Return all of the data exactly as written, without the pictures.

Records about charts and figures
>>>
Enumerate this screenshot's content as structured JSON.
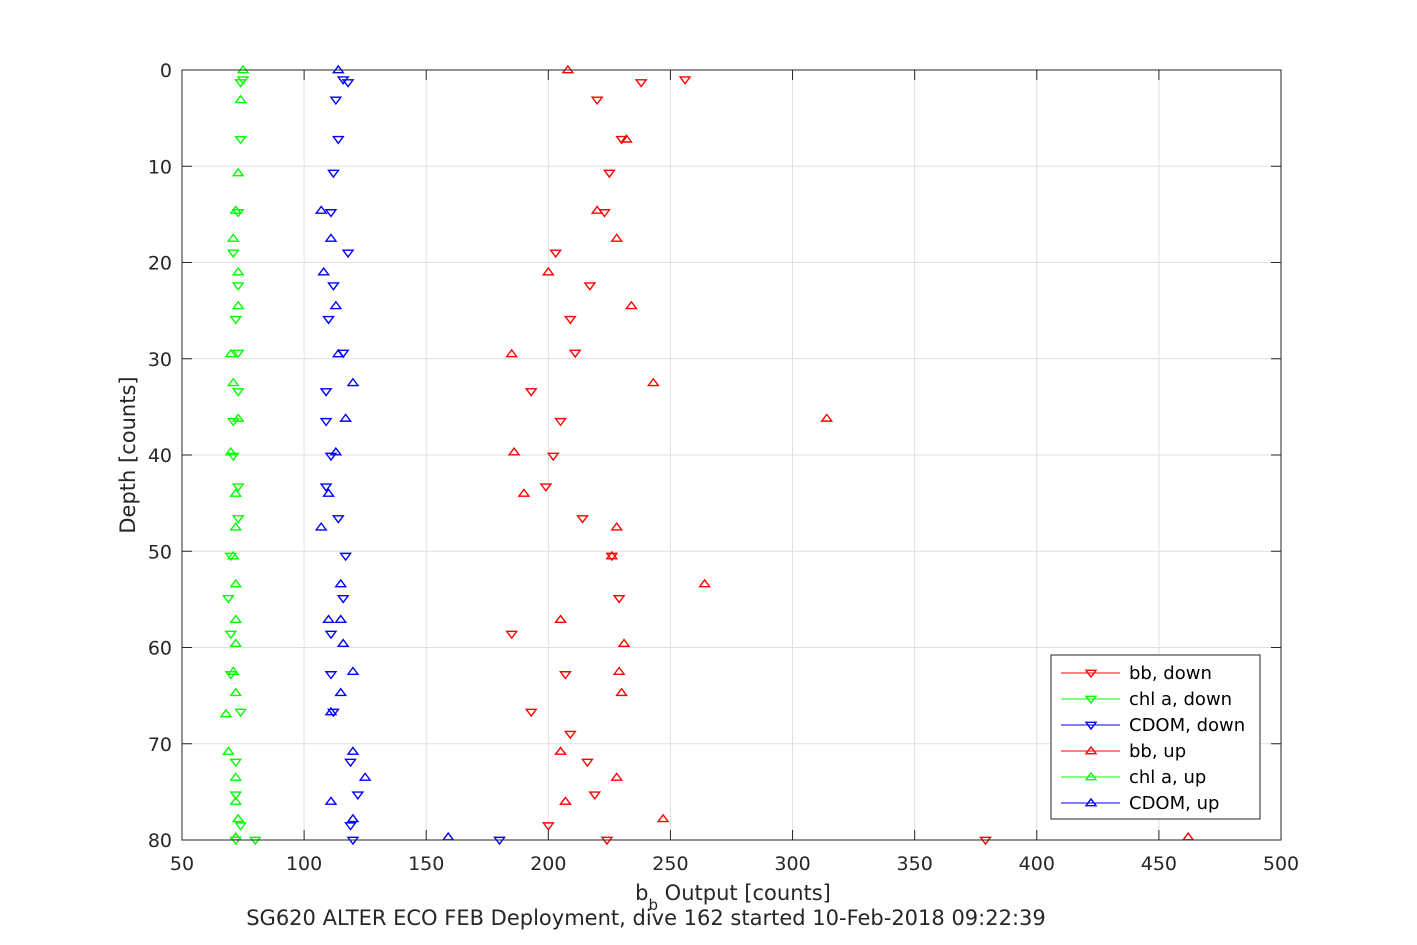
{
  "chart_data": {
    "type": "scatter",
    "title": "",
    "caption": "SG620 ALTER ECO FEB Deployment, dive 162 started 10-Feb-2018 09:22:39",
    "xlabel_main": "b",
    "xlabel_sub": "b",
    "xlabel_rest": " Output [counts]",
    "ylabel": "Depth [counts]",
    "xlim": [
      50,
      500
    ],
    "ylim": [
      0,
      80
    ],
    "y_reversed": true,
    "grid": true,
    "x_ticks": [
      50,
      100,
      150,
      200,
      250,
      300,
      350,
      400,
      450,
      500
    ],
    "y_ticks": [
      0,
      10,
      20,
      30,
      40,
      50,
      60,
      70,
      80
    ],
    "legend_position": "bottom-right",
    "series": [
      {
        "name": "bb, down",
        "color": "#ff0000",
        "marker": "triangle-down",
        "points": [
          [
            256,
            1
          ],
          [
            238,
            1.3
          ],
          [
            220,
            3.1
          ],
          [
            230,
            7.2
          ],
          [
            225,
            10.7
          ],
          [
            223,
            14.8
          ],
          [
            203,
            19
          ],
          [
            217,
            22.4
          ],
          [
            209,
            25.9
          ],
          [
            211,
            29.4
          ],
          [
            193,
            33.4
          ],
          [
            205,
            36.5
          ],
          [
            202,
            40.1
          ],
          [
            199,
            43.3
          ],
          [
            214,
            46.6
          ],
          [
            226,
            50.5
          ],
          [
            229,
            54.9
          ],
          [
            185,
            58.6
          ],
          [
            207,
            62.8
          ],
          [
            193,
            66.7
          ],
          [
            209,
            69
          ],
          [
            216,
            71.9
          ],
          [
            219,
            75.3
          ],
          [
            200,
            78.5
          ],
          [
            224,
            80
          ],
          [
            379,
            80
          ]
        ]
      },
      {
        "name": "chl a, down",
        "color": "#00ff00",
        "marker": "triangle-down",
        "points": [
          [
            75,
            1
          ],
          [
            74,
            1.3
          ],
          [
            74,
            7.2
          ],
          [
            73,
            14.8
          ],
          [
            71,
            19
          ],
          [
            73,
            22.4
          ],
          [
            72,
            25.9
          ],
          [
            73,
            29.4
          ],
          [
            73,
            33.4
          ],
          [
            71,
            36.5
          ],
          [
            71,
            40.1
          ],
          [
            73,
            43.3
          ],
          [
            73,
            46.6
          ],
          [
            70,
            50.5
          ],
          [
            69,
            54.9
          ],
          [
            70,
            58.6
          ],
          [
            70,
            62.8
          ],
          [
            74,
            66.7
          ],
          [
            72,
            71.9
          ],
          [
            72,
            75.3
          ],
          [
            74,
            78.5
          ],
          [
            72,
            80
          ],
          [
            80,
            80
          ]
        ]
      },
      {
        "name": "CDOM, down",
        "color": "#0000ff",
        "marker": "triangle-down",
        "points": [
          [
            116,
            1
          ],
          [
            118,
            1.3
          ],
          [
            113,
            3.1
          ],
          [
            114,
            7.2
          ],
          [
            112,
            10.7
          ],
          [
            111,
            14.8
          ],
          [
            118,
            19
          ],
          [
            112,
            22.4
          ],
          [
            110,
            25.9
          ],
          [
            116,
            29.4
          ],
          [
            109,
            33.4
          ],
          [
            109,
            36.5
          ],
          [
            111,
            40.1
          ],
          [
            109,
            43.3
          ],
          [
            114,
            46.6
          ],
          [
            117,
            50.5
          ],
          [
            116,
            54.9
          ],
          [
            111,
            58.6
          ],
          [
            111,
            62.8
          ],
          [
            112,
            66.7
          ],
          [
            119,
            71.9
          ],
          [
            122,
            75.3
          ],
          [
            119,
            78.5
          ],
          [
            120,
            80
          ],
          [
            180,
            80
          ]
        ]
      },
      {
        "name": "bb, up",
        "color": "#ff0000",
        "marker": "triangle-up",
        "points": [
          [
            208,
            0
          ],
          [
            232,
            7.2
          ],
          [
            228,
            17.5
          ],
          [
            200,
            21
          ],
          [
            234,
            24.5
          ],
          [
            185,
            29.5
          ],
          [
            243,
            32.5
          ],
          [
            314,
            36.2
          ],
          [
            186,
            39.7
          ],
          [
            190,
            44
          ],
          [
            228,
            47.5
          ],
          [
            226,
            50.5
          ],
          [
            264,
            53.4
          ],
          [
            205,
            57.1
          ],
          [
            231,
            59.6
          ],
          [
            229,
            62.5
          ],
          [
            230,
            64.7
          ],
          [
            205,
            70.8
          ],
          [
            228,
            73.5
          ],
          [
            207,
            76
          ],
          [
            247,
            77.8
          ],
          [
            462,
            79.7
          ],
          [
            220,
            14.6
          ]
        ]
      },
      {
        "name": "chl a, up",
        "color": "#00ff00",
        "marker": "triangle-up",
        "points": [
          [
            75,
            0
          ],
          [
            74,
            3.1
          ],
          [
            73,
            10.7
          ],
          [
            72,
            14.6
          ],
          [
            71,
            17.5
          ],
          [
            73,
            21
          ],
          [
            73,
            24.5
          ],
          [
            70,
            29.5
          ],
          [
            71,
            32.5
          ],
          [
            73,
            36.2
          ],
          [
            70,
            39.7
          ],
          [
            72,
            44
          ],
          [
            72,
            47.5
          ],
          [
            71,
            50.5
          ],
          [
            72,
            53.4
          ],
          [
            72,
            57.1
          ],
          [
            72,
            59.6
          ],
          [
            71,
            62.5
          ],
          [
            72,
            64.7
          ],
          [
            68,
            66.9
          ],
          [
            69,
            70.8
          ],
          [
            72,
            73.5
          ],
          [
            72,
            76
          ],
          [
            73,
            77.8
          ],
          [
            72,
            79.7
          ]
        ]
      },
      {
        "name": "CDOM, up",
        "color": "#0000ff",
        "marker": "triangle-up",
        "points": [
          [
            114,
            0
          ],
          [
            107,
            14.6
          ],
          [
            111,
            17.5
          ],
          [
            108,
            21
          ],
          [
            113,
            24.5
          ],
          [
            114,
            29.5
          ],
          [
            120,
            32.5
          ],
          [
            117,
            36.2
          ],
          [
            113,
            39.7
          ],
          [
            110,
            44
          ],
          [
            107,
            47.5
          ],
          [
            115,
            53.4
          ],
          [
            115,
            57.1
          ],
          [
            110,
            57.1
          ],
          [
            116,
            59.6
          ],
          [
            120,
            62.5
          ],
          [
            115,
            64.7
          ],
          [
            111,
            66.7
          ],
          [
            120,
            70.8
          ],
          [
            125,
            73.5
          ],
          [
            111,
            76
          ],
          [
            120,
            77.8
          ],
          [
            159,
            79.7
          ]
        ]
      }
    ]
  }
}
<<<
Written solution =>
Enumerate this screenshot's content as structured JSON.
{
  "chart_data": {
    "type": "scatter",
    "title": "",
    "caption": "SG620 ALTER ECO FEB Deployment, dive 162 started 10-Feb-2018 09:22:39",
    "xlabel_main": "b",
    "xlabel_sub": "b",
    "xlabel_rest": " Output [counts]",
    "ylabel": "Depth [counts]",
    "xlim": [
      50,
      500
    ],
    "ylim": [
      0,
      80
    ],
    "y_reversed": true,
    "grid": true,
    "x_ticks": [
      50,
      100,
      150,
      200,
      250,
      300,
      350,
      400,
      450,
      500
    ],
    "y_ticks": [
      0,
      10,
      20,
      30,
      40,
      50,
      60,
      70,
      80
    ],
    "legend_position": "bottom-right",
    "series": [
      {
        "name": "bb, down",
        "color": "#ff0000",
        "marker": "triangle-down",
        "points": [
          [
            256,
            1
          ],
          [
            238,
            1.3
          ],
          [
            220,
            3.1
          ],
          [
            230,
            7.2
          ],
          [
            225,
            10.7
          ],
          [
            223,
            14.8
          ],
          [
            203,
            19
          ],
          [
            217,
            22.4
          ],
          [
            209,
            25.9
          ],
          [
            211,
            29.4
          ],
          [
            193,
            33.4
          ],
          [
            205,
            36.5
          ],
          [
            202,
            40.1
          ],
          [
            199,
            43.3
          ],
          [
            214,
            46.6
          ],
          [
            226,
            50.5
          ],
          [
            229,
            54.9
          ],
          [
            185,
            58.6
          ],
          [
            207,
            62.8
          ],
          [
            193,
            66.7
          ],
          [
            209,
            69
          ],
          [
            216,
            71.9
          ],
          [
            219,
            75.3
          ],
          [
            200,
            78.5
          ],
          [
            224,
            80
          ],
          [
            379,
            80
          ]
        ]
      },
      {
        "name": "chl a, down",
        "color": "#00ff00",
        "marker": "triangle-down",
        "points": [
          [
            75,
            1
          ],
          [
            74,
            1.3
          ],
          [
            74,
            7.2
          ],
          [
            73,
            14.8
          ],
          [
            71,
            19
          ],
          [
            73,
            22.4
          ],
          [
            72,
            25.9
          ],
          [
            73,
            29.4
          ],
          [
            73,
            33.4
          ],
          [
            71,
            36.5
          ],
          [
            71,
            40.1
          ],
          [
            73,
            43.3
          ],
          [
            73,
            46.6
          ],
          [
            70,
            50.5
          ],
          [
            69,
            54.9
          ],
          [
            70,
            58.6
          ],
          [
            70,
            62.8
          ],
          [
            74,
            66.7
          ],
          [
            72,
            71.9
          ],
          [
            72,
            75.3
          ],
          [
            74,
            78.5
          ],
          [
            72,
            80
          ],
          [
            80,
            80
          ]
        ]
      },
      {
        "name": "CDOM, down",
        "color": "#0000ff",
        "marker": "triangle-down",
        "points": [
          [
            116,
            1
          ],
          [
            118,
            1.3
          ],
          [
            113,
            3.1
          ],
          [
            114,
            7.2
          ],
          [
            112,
            10.7
          ],
          [
            111,
            14.8
          ],
          [
            118,
            19
          ],
          [
            112,
            22.4
          ],
          [
            110,
            25.9
          ],
          [
            116,
            29.4
          ],
          [
            109,
            33.4
          ],
          [
            109,
            36.5
          ],
          [
            111,
            40.1
          ],
          [
            109,
            43.3
          ],
          [
            114,
            46.6
          ],
          [
            117,
            50.5
          ],
          [
            116,
            54.9
          ],
          [
            111,
            58.6
          ],
          [
            111,
            62.8
          ],
          [
            112,
            66.7
          ],
          [
            119,
            71.9
          ],
          [
            122,
            75.3
          ],
          [
            119,
            78.5
          ],
          [
            120,
            80
          ],
          [
            180,
            80
          ]
        ]
      },
      {
        "name": "bb, up",
        "color": "#ff0000",
        "marker": "triangle-up",
        "points": [
          [
            208,
            0
          ],
          [
            232,
            7.2
          ],
          [
            228,
            17.5
          ],
          [
            200,
            21
          ],
          [
            234,
            24.5
          ],
          [
            185,
            29.5
          ],
          [
            243,
            32.5
          ],
          [
            314,
            36.2
          ],
          [
            186,
            39.7
          ],
          [
            190,
            44
          ],
          [
            228,
            47.5
          ],
          [
            226,
            50.5
          ],
          [
            264,
            53.4
          ],
          [
            205,
            57.1
          ],
          [
            231,
            59.6
          ],
          [
            229,
            62.5
          ],
          [
            230,
            64.7
          ],
          [
            205,
            70.8
          ],
          [
            228,
            73.5
          ],
          [
            207,
            76
          ],
          [
            247,
            77.8
          ],
          [
            462,
            79.7
          ],
          [
            220,
            14.6
          ]
        ]
      },
      {
        "name": "chl a, up",
        "color": "#00ff00",
        "marker": "triangle-up",
        "points": [
          [
            75,
            0
          ],
          [
            74,
            3.1
          ],
          [
            73,
            10.7
          ],
          [
            72,
            14.6
          ],
          [
            71,
            17.5
          ],
          [
            73,
            21
          ],
          [
            73,
            24.5
          ],
          [
            70,
            29.5
          ],
          [
            71,
            32.5
          ],
          [
            73,
            36.2
          ],
          [
            70,
            39.7
          ],
          [
            72,
            44
          ],
          [
            72,
            47.5
          ],
          [
            71,
            50.5
          ],
          [
            72,
            53.4
          ],
          [
            72,
            57.1
          ],
          [
            72,
            59.6
          ],
          [
            71,
            62.5
          ],
          [
            72,
            64.7
          ],
          [
            68,
            66.9
          ],
          [
            69,
            70.8
          ],
          [
            72,
            73.5
          ],
          [
            72,
            76
          ],
          [
            73,
            77.8
          ],
          [
            72,
            79.7
          ]
        ]
      },
      {
        "name": "CDOM, up",
        "color": "#0000ff",
        "marker": "triangle-up",
        "points": [
          [
            114,
            0
          ],
          [
            107,
            14.6
          ],
          [
            111,
            17.5
          ],
          [
            108,
            21
          ],
          [
            113,
            24.5
          ],
          [
            114,
            29.5
          ],
          [
            120,
            32.5
          ],
          [
            117,
            36.2
          ],
          [
            113,
            39.7
          ],
          [
            110,
            44
          ],
          [
            107,
            47.5
          ],
          [
            115,
            53.4
          ],
          [
            115,
            57.1
          ],
          [
            110,
            57.1
          ],
          [
            116,
            59.6
          ],
          [
            120,
            62.5
          ],
          [
            115,
            64.7
          ],
          [
            111,
            66.7
          ],
          [
            120,
            70.8
          ],
          [
            125,
            73.5
          ],
          [
            111,
            76
          ],
          [
            120,
            77.8
          ],
          [
            159,
            79.7
          ]
        ]
      }
    ]
  }
}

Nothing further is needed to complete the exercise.